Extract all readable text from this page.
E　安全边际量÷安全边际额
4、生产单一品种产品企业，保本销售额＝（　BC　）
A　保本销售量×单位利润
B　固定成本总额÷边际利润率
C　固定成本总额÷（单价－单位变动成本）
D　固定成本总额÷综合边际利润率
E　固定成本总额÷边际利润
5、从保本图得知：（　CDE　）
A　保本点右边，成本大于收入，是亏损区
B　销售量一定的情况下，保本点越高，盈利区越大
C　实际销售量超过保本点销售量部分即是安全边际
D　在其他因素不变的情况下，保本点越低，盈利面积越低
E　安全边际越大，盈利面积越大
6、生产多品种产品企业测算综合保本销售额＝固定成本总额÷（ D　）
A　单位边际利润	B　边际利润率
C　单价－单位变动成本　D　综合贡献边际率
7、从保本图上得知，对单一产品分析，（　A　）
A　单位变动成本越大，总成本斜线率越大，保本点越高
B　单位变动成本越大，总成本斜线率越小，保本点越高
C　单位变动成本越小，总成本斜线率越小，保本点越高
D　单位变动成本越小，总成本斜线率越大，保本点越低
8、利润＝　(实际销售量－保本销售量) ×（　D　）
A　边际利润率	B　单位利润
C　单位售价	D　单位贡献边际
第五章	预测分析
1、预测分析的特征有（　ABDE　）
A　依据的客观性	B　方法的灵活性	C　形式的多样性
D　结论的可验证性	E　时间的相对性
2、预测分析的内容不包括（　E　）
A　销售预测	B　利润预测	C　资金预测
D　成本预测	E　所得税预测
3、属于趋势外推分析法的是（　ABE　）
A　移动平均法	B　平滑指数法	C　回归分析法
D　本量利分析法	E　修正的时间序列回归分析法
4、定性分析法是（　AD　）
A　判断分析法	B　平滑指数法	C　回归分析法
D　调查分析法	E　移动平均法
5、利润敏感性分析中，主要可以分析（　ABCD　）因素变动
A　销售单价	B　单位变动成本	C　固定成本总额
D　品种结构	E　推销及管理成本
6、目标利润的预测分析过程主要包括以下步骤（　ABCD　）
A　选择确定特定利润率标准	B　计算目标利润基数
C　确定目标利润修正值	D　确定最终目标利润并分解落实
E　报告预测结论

========

# Problem to solve
Reproduce each record shown above without altering a single word.

# Finished exercise
Extract all readable text from this page.
E　安全边际量÷安全边际额
4、生产单一品种产品企业，保本销售额＝（　BC　）
A　保本销售量×单位利润
B　固定成本总额÷边际利润率
C　固定成本总额÷（单价－单位变动成本）
D　固定成本总额÷综合边际利润率
E　固定成本总额÷边际利润
5、从保本图得知：（　CDE　）
A　保本点右边，成本大于收入，是亏损区
B　销售量一定的情况下，保本点越高，盈利区越大
C　实际销售量超过保本点销售量部分即是安全边际
D　在其他因素不变的情况下，保本点越低，盈利面积越低
E　安全边际越大，盈利面积越大
6、生产多品种产品企业测算综合保本销售额＝固定成本总额÷（ D　）
A　单位边际利润	B　边际利润率
C　单价－单位变动成本　D　综合贡献边际率
7、从保本图上得知，对单一产品分析，（　A　）
A　单位变动成本越大，总成本斜线率越大，保本点越高
B　单位变动成本越大，总成本斜线率越小，保本点越高
C　单位变动成本越小，总成本斜线率越小，保本点越高
D　单位变动成本越小，总成本斜线率越大，保本点越低
8、利润＝　(实际销售量－保本销售量) ×（　D　）
A　边际利润率	B　单位利润
C　单位售价	D　单位贡献边际
第五章	预测分析
1、预测分析的特征有（　ABDE　）
A　依据的客观性	B　方法的灵活性	C　形式的多样性
D　结论的可验证性	E　时间的相对性
2、预测分析的内容不包括（　E　）
A　销售预测	B　利润预测	C　资金预测
D　成本预测	E　所得税预测
3、属于趋势外推分析法的是（　ABE　）
A　移动平均法	B　平滑指数法	C　回归分析法
D　本量利分析法	E　修正的时间序列回归分析法
4、定性分析法是（　AD　）
A　判断分析法	B　平滑指数法	C　回归分析法
D　调查分析法	E　移动平均法
5、利润敏感性分析中，主要可以分析（　ABCD　）因素变动
A　销售单价	B　单位变动成本	C　固定成本总额
D　品种结构	E　推销及管理成本
6、目标利润的预测分析过程主要包括以下步骤（　ABCD　）
A　选择确定特定利润率标准	B　计算目标利润基数
C　确定目标利润修正值	D　确定最终目标利润并分解落实
E　报告预测结论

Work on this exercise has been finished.